__Supplied records__:
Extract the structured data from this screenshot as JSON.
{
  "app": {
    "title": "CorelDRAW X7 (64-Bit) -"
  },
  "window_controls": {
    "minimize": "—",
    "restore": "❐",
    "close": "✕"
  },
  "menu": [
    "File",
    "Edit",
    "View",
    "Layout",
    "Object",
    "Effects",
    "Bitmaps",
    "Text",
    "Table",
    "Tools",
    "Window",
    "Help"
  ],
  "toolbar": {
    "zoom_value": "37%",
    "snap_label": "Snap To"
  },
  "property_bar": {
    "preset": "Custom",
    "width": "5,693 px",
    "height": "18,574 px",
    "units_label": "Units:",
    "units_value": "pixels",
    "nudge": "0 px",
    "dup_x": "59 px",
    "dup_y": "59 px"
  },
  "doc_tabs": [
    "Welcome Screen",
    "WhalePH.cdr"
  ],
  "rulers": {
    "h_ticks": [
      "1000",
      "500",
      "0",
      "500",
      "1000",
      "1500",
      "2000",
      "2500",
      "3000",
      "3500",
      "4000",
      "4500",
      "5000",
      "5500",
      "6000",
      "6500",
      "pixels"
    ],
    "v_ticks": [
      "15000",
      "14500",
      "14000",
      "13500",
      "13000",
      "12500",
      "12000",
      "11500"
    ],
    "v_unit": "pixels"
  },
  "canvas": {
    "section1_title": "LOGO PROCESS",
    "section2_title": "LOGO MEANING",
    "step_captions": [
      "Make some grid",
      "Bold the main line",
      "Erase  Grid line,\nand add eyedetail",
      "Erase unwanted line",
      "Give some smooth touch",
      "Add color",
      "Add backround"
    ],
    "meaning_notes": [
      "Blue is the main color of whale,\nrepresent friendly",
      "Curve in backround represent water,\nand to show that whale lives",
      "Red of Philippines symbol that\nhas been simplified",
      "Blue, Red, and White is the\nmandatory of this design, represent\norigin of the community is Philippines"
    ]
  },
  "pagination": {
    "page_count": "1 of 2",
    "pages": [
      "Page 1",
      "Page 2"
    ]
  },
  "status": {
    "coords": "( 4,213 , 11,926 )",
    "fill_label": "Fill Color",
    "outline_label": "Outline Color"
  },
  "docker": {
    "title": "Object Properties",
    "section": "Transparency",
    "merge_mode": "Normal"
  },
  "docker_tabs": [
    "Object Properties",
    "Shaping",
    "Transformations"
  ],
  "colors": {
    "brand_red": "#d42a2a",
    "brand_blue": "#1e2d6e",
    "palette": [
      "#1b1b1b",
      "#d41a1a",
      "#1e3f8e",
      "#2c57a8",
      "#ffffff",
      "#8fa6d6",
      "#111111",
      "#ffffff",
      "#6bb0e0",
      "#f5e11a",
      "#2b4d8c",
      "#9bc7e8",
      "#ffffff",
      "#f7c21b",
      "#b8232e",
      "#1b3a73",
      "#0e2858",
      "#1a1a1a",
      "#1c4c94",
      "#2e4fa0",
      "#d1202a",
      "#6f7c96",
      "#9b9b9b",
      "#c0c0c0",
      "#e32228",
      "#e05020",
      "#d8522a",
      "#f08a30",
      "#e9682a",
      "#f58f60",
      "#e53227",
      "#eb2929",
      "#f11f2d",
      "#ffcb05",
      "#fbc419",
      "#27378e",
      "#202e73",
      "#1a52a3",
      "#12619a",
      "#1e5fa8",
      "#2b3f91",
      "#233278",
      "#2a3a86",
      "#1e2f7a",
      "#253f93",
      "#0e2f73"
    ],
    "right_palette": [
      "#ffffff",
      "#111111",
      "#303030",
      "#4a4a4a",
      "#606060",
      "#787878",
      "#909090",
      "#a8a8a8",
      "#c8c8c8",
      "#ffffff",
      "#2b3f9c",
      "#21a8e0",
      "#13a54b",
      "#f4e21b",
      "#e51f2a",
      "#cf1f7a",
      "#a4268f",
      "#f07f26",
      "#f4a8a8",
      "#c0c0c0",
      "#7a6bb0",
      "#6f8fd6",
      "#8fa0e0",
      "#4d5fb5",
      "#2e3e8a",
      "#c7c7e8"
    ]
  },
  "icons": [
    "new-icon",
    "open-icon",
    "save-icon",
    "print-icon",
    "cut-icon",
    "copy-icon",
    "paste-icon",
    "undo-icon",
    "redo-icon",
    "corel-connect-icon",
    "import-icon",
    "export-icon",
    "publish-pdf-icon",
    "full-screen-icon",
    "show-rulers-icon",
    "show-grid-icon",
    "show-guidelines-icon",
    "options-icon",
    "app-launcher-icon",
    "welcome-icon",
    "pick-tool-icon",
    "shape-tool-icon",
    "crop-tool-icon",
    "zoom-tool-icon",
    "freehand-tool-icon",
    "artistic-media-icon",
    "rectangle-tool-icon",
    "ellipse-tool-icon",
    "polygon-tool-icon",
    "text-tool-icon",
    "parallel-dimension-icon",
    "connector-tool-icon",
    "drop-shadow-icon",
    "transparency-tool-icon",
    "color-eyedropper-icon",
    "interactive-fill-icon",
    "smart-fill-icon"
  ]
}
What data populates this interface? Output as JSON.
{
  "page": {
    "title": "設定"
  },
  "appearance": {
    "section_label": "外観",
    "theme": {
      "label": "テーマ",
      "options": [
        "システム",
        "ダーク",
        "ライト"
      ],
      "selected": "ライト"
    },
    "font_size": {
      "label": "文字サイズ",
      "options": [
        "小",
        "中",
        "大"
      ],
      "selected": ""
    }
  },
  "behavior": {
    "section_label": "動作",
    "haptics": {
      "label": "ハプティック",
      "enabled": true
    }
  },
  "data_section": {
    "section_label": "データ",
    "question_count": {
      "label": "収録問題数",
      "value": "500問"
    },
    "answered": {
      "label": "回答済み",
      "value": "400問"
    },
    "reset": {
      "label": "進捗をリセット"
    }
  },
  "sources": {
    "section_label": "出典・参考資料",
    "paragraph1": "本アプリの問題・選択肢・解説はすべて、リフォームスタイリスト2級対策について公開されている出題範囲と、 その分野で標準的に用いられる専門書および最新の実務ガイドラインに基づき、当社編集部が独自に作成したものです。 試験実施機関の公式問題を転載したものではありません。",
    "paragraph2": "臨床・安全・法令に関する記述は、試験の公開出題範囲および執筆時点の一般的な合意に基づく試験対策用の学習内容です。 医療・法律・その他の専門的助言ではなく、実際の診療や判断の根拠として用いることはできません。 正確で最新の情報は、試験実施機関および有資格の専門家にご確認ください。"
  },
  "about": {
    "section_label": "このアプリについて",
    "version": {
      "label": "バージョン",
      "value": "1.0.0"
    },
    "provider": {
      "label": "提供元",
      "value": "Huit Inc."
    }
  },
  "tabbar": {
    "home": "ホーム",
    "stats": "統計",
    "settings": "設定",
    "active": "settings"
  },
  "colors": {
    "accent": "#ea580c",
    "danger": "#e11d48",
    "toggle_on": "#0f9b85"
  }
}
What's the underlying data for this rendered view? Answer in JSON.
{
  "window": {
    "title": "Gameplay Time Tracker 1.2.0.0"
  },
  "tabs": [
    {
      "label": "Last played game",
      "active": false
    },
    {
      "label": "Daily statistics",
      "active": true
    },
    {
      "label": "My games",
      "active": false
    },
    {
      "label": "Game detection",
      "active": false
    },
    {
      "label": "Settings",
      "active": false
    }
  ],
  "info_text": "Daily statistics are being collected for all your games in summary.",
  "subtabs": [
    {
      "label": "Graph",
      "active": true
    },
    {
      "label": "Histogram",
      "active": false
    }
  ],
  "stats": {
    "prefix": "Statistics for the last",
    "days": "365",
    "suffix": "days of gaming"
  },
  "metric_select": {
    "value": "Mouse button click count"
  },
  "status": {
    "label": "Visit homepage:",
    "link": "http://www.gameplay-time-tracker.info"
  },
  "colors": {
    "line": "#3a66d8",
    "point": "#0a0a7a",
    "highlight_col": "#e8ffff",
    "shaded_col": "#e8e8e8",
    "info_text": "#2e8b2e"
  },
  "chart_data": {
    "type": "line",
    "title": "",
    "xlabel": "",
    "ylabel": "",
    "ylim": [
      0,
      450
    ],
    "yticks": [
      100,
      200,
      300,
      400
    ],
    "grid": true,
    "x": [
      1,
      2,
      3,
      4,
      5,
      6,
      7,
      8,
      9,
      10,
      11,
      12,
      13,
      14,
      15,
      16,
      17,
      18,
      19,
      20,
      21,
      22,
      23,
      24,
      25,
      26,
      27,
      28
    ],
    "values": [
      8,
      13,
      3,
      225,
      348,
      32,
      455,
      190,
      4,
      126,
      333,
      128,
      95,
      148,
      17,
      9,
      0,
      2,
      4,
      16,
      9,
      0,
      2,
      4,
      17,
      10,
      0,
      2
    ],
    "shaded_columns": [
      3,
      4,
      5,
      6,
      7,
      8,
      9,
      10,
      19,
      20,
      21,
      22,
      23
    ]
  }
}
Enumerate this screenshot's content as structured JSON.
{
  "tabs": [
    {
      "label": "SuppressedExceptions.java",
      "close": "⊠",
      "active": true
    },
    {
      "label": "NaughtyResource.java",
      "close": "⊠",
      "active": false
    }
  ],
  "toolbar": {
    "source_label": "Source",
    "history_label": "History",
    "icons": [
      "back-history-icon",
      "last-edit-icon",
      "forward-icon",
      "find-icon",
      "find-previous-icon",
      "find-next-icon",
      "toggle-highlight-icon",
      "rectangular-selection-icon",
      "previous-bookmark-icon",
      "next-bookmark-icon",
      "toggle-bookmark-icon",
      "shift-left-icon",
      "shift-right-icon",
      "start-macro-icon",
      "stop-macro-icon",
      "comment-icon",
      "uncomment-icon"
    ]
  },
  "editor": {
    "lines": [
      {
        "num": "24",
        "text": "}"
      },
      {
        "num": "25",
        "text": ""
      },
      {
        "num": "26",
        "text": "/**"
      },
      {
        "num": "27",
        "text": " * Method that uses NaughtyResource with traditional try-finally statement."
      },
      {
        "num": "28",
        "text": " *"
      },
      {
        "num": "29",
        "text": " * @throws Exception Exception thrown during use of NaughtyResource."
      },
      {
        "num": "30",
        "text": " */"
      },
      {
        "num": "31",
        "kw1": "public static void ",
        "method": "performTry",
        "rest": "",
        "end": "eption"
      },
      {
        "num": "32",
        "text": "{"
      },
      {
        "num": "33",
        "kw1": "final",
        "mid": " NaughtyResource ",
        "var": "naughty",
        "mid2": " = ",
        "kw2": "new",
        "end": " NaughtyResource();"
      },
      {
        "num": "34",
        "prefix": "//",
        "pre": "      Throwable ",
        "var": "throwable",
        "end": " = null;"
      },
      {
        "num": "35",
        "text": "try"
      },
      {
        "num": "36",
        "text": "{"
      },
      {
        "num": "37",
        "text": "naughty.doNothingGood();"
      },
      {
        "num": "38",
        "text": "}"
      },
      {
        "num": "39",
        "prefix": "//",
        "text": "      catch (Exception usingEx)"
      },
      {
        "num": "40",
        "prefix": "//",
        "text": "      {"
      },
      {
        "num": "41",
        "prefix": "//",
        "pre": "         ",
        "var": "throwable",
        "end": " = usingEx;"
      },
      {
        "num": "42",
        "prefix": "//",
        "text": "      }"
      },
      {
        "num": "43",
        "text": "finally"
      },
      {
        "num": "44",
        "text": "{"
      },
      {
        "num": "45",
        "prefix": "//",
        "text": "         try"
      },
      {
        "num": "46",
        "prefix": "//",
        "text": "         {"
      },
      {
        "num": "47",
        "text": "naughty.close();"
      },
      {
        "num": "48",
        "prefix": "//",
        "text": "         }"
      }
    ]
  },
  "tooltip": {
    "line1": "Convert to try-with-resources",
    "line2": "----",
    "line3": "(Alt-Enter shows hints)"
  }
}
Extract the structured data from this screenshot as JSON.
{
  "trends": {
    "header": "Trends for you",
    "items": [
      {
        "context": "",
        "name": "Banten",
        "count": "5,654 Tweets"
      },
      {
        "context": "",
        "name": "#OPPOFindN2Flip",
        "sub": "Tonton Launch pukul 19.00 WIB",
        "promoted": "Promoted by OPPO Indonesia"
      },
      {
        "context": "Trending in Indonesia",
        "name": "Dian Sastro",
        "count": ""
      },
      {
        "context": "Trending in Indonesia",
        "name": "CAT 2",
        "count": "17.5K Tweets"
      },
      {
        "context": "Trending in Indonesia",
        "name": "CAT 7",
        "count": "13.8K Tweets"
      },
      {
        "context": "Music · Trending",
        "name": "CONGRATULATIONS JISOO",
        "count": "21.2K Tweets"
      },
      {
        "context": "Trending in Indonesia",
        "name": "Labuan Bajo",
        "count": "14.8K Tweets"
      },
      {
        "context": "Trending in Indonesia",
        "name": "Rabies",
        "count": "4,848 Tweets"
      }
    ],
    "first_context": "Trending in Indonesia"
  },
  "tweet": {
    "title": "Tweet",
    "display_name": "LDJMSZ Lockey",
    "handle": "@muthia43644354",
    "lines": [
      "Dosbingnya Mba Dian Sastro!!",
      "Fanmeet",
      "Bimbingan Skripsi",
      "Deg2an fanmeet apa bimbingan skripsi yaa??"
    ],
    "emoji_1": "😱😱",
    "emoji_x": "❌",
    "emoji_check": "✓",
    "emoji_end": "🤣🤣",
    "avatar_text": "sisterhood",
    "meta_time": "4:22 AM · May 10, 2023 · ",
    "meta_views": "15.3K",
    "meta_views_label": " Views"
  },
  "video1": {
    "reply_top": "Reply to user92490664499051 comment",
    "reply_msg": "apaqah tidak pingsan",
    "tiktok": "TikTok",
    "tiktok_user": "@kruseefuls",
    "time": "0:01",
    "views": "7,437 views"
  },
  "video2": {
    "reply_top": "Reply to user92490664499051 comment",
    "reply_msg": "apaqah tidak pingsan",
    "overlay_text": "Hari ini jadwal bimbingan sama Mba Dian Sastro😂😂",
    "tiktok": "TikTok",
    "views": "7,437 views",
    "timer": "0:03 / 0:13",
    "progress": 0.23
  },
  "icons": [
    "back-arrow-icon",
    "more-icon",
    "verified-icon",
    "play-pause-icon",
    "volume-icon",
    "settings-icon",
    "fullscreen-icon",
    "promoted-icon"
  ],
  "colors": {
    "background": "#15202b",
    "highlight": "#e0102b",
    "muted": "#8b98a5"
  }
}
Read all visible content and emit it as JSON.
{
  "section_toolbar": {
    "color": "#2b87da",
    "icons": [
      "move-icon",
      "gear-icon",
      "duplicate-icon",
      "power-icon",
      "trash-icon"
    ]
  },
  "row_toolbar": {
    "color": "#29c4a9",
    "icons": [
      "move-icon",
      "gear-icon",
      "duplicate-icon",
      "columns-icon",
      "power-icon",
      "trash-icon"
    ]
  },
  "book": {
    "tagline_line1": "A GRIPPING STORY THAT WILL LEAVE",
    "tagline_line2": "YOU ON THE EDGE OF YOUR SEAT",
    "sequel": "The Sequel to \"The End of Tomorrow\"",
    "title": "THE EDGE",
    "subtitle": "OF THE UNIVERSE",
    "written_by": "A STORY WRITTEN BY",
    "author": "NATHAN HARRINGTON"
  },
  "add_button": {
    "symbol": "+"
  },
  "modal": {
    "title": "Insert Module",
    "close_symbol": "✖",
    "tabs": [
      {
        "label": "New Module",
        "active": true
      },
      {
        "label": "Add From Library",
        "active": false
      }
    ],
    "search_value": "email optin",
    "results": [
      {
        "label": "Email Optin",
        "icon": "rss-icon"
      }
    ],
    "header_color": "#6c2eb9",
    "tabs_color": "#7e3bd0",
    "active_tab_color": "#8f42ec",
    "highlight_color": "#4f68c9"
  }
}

__Written exercise__: Looking at the material above, count the lines that hold "Properties" and give the total alone.

__Task solution__: 2